__Prompt__: Copy only the lines between the one containing "Transcribe the text in this document." and the end of the records, both included, leaving out pictures.

____

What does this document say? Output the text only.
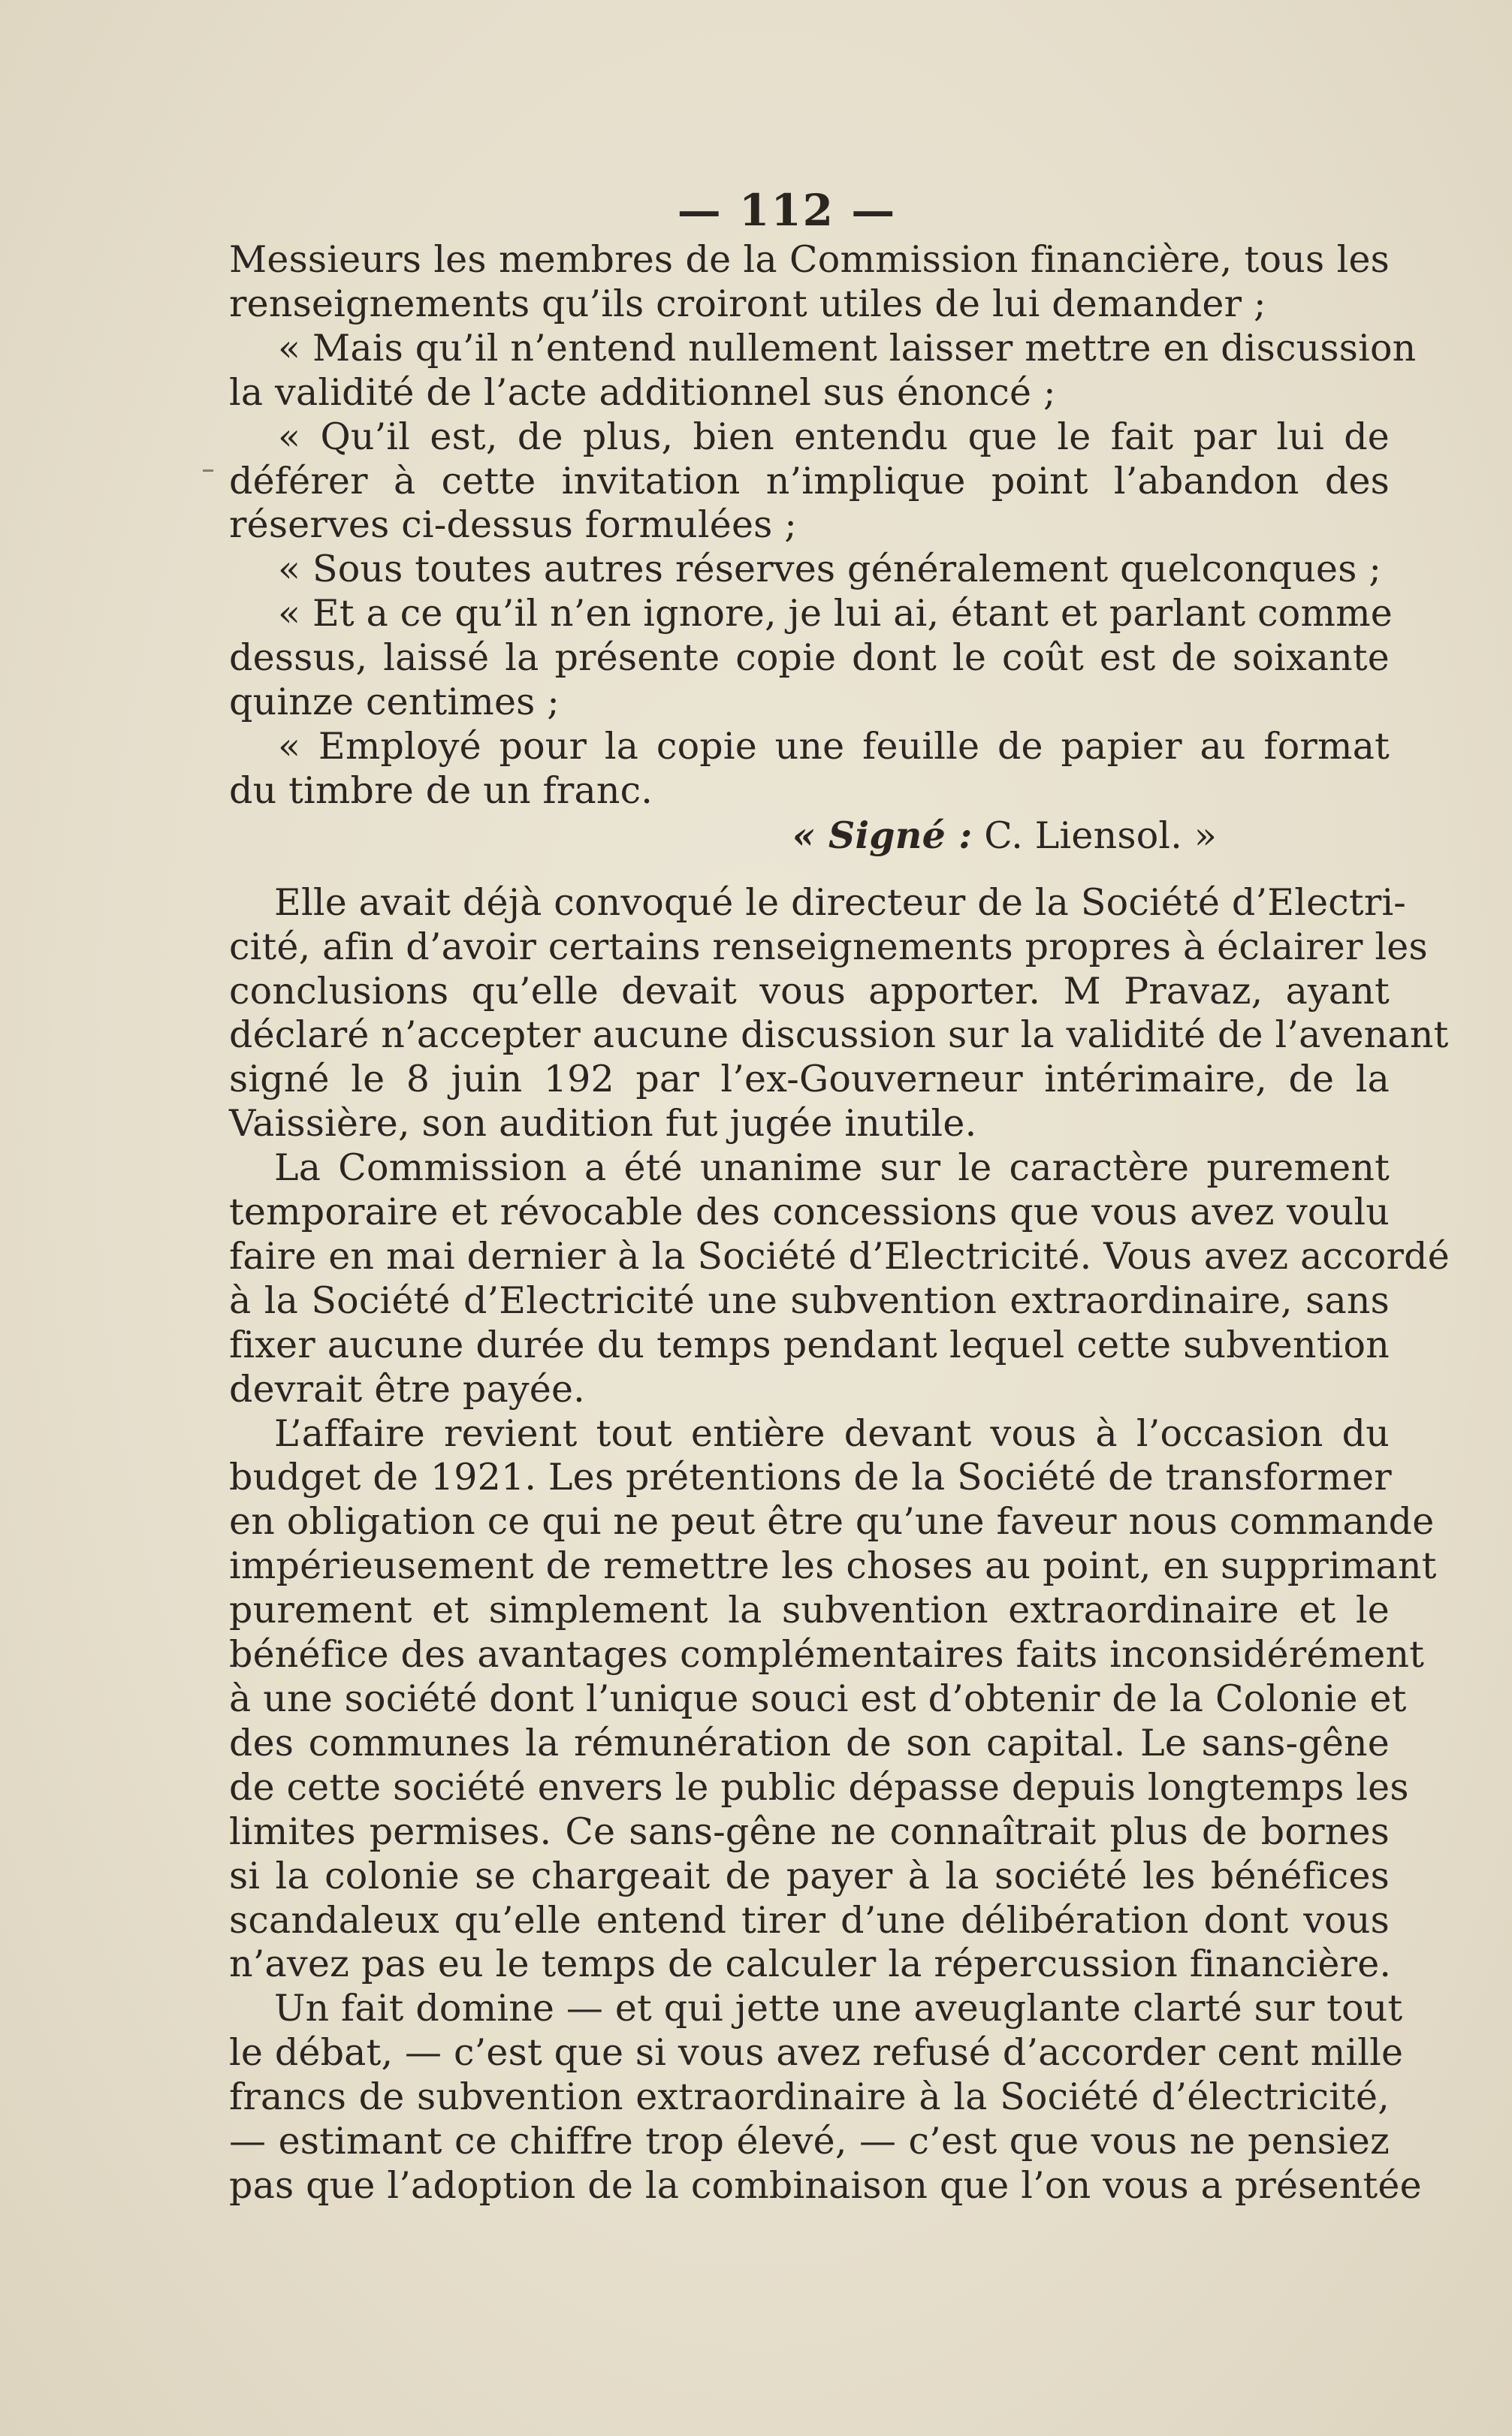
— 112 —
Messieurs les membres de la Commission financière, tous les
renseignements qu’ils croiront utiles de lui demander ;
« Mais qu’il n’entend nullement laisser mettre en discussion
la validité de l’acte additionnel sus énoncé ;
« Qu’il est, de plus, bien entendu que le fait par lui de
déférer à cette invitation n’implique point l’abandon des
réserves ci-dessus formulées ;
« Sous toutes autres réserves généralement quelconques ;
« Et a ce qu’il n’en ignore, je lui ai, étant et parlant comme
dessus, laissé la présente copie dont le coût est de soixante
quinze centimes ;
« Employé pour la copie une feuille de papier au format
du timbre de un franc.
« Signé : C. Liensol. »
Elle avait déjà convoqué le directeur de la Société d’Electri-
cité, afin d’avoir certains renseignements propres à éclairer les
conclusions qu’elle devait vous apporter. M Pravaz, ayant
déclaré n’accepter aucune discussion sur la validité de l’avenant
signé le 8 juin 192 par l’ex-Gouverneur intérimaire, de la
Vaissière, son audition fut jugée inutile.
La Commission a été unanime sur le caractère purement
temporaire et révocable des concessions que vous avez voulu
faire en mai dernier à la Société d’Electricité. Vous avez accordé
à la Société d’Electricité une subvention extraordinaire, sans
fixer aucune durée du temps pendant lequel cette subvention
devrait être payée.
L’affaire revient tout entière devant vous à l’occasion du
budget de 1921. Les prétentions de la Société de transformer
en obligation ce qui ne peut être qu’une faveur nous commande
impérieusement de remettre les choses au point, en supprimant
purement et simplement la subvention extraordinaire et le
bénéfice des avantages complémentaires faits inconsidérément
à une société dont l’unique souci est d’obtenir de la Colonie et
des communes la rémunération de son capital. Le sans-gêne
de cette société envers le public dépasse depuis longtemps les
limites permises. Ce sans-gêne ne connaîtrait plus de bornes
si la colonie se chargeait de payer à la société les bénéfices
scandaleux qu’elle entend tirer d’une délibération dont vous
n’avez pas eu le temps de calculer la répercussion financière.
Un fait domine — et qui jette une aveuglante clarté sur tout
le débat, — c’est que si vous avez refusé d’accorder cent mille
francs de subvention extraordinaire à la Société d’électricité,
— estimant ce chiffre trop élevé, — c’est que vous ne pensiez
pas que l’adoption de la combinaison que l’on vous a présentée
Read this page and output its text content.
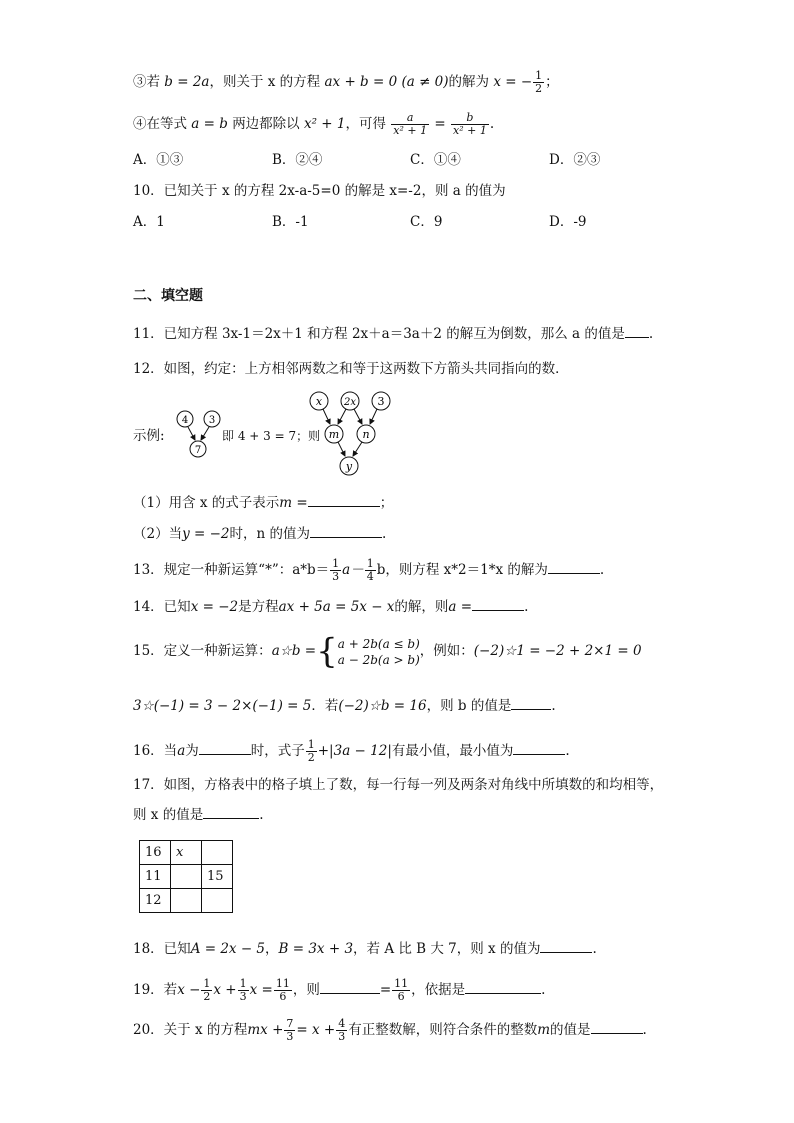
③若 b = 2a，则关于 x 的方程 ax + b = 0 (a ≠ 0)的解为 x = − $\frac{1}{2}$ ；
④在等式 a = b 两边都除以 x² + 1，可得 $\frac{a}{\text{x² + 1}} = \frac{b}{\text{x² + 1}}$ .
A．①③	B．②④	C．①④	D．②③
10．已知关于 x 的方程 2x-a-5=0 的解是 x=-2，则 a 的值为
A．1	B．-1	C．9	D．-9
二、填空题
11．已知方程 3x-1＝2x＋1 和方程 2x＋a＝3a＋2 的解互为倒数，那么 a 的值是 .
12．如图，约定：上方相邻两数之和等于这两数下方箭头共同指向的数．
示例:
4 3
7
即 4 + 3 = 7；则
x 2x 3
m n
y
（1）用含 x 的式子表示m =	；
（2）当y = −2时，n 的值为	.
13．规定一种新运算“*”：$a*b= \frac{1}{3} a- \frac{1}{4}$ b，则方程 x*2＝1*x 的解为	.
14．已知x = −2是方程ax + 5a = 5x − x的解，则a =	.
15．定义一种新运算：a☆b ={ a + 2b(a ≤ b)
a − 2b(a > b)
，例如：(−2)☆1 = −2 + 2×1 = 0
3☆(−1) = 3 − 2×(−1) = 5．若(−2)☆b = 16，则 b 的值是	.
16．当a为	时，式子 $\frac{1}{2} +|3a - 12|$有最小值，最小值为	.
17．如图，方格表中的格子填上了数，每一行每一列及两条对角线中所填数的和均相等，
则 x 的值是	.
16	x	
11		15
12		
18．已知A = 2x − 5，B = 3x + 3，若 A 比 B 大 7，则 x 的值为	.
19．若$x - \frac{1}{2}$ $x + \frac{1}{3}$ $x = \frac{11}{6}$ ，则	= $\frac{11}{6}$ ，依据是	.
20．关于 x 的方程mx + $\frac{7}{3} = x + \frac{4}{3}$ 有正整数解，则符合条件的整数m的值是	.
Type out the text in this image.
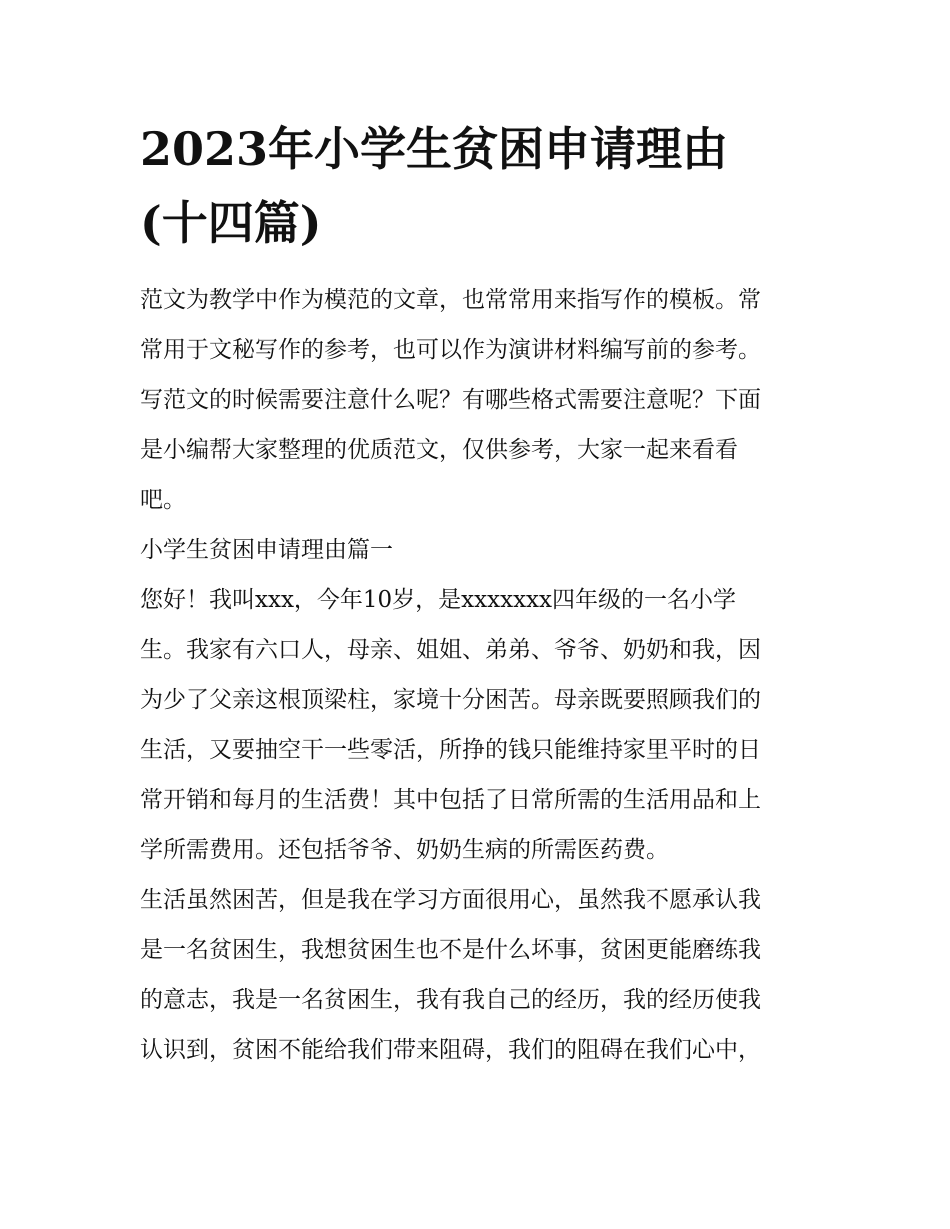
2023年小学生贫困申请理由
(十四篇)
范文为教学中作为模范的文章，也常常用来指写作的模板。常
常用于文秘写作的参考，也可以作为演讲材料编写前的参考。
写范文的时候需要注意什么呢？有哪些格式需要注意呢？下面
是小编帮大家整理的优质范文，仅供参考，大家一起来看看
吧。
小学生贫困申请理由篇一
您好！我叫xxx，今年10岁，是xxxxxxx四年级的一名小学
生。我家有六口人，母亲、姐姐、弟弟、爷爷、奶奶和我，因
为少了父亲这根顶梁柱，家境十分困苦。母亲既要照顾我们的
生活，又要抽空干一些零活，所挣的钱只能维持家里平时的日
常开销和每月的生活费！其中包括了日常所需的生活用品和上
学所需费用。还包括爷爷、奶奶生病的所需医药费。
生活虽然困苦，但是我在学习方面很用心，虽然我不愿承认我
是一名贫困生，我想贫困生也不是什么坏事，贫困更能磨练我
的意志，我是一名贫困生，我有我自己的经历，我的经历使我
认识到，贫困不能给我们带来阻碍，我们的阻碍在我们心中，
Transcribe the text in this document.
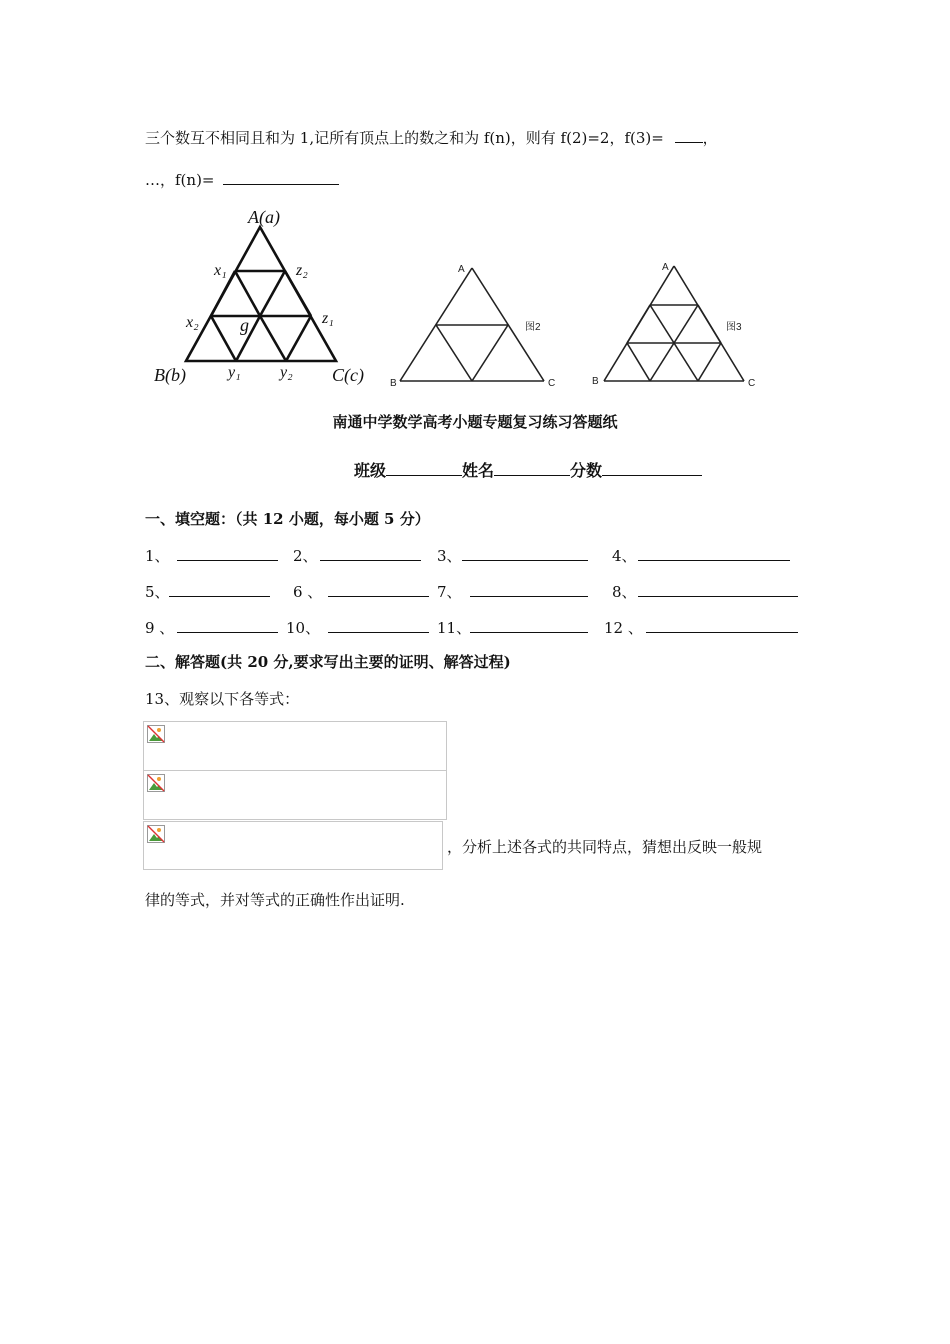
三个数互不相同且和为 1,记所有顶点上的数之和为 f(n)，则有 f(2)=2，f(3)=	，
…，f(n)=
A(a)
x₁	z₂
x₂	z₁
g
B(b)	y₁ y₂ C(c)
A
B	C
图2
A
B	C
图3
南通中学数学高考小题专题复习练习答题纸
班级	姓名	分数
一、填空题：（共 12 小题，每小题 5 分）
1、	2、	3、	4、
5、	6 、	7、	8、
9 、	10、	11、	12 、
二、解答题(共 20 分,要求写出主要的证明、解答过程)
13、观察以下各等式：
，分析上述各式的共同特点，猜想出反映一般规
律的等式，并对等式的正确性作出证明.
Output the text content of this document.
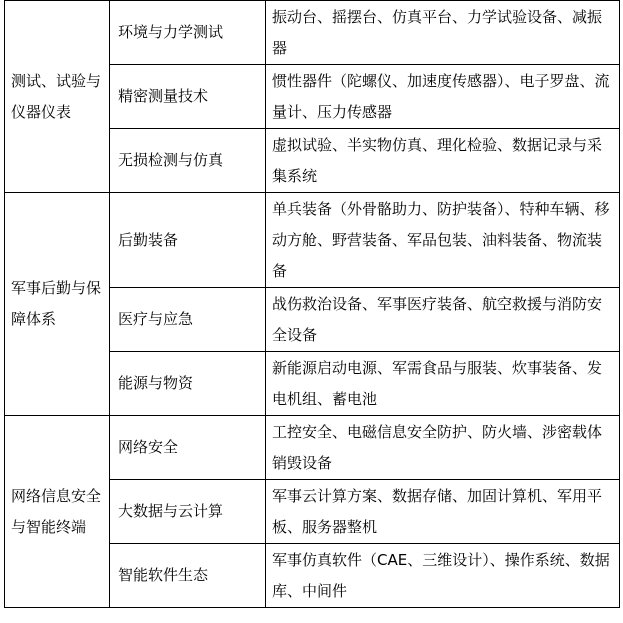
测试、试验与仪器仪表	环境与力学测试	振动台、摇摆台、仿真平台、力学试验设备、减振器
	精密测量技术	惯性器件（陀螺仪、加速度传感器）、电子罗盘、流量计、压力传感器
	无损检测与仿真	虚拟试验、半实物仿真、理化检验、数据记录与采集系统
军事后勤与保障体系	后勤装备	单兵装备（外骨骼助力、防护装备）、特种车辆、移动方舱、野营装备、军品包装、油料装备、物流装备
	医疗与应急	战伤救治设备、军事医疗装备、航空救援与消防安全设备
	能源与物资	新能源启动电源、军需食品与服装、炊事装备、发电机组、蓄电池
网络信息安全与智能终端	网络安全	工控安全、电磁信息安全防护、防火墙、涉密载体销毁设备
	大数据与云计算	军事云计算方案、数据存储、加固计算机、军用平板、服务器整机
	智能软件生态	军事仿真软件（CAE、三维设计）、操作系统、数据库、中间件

____

__Output for this task__:
Transcribe the text in this document.
三个数互不相同且和为 1,记所有顶点上的数之和为 f(n)，则有 f(2)=2，f(3)=	，
…，f(n)=
A(a)
x₁	z₂
x₂	z₁
g
B(b)	y₁ y₂ C(c)
A
B	C
图2
A
B	C
图3
南通中学数学高考小题专题复习练习答题纸
班级	姓名	分数
一、填空题：（共 12 小题，每小题 5 分）
1、	2、	3、	4、
5、	6 、	7、	8、
9 、	10、	11、	12 、
二、解答题(共 20 分,要求写出主要的证明、解答过程)
13、观察以下各等式：
，分析上述各式的共同特点，猜想出反映一般规
律的等式，并对等式的正确性作出证明.
Output the text content of this document.
测试、试验与仪器仪表	环境与力学测试	振动台、摇摆台、仿真平台、力学试验设备、减振器
	精密测量技术	惯性器件（陀螺仪、加速度传感器）、电子罗盘、流量计、压力传感器
	无损检测与仿真	虚拟试验、半实物仿真、理化检验、数据记录与采集系统
军事后勤与保障体系	后勤装备	单兵装备（外骨骼助力、防护装备）、特种车辆、移动方舱、野营装备、军品包装、油料装备、物流装备
	医疗与应急	战伤救治设备、军事医疗装备、航空救援与消防安全设备
	能源与物资	新能源启动电源、军需食品与服装、炊事装备、发电机组、蓄电池
网络信息安全与智能终端	网络安全	工控安全、电磁信息安全防护、防火墙、涉密载体销毁设备
	大数据与云计算	军事云计算方案、数据存储、加固计算机、军用平板、服务器整机
	智能软件生态	军事仿真软件（CAE、三维设计）、操作系统、数据库、中间件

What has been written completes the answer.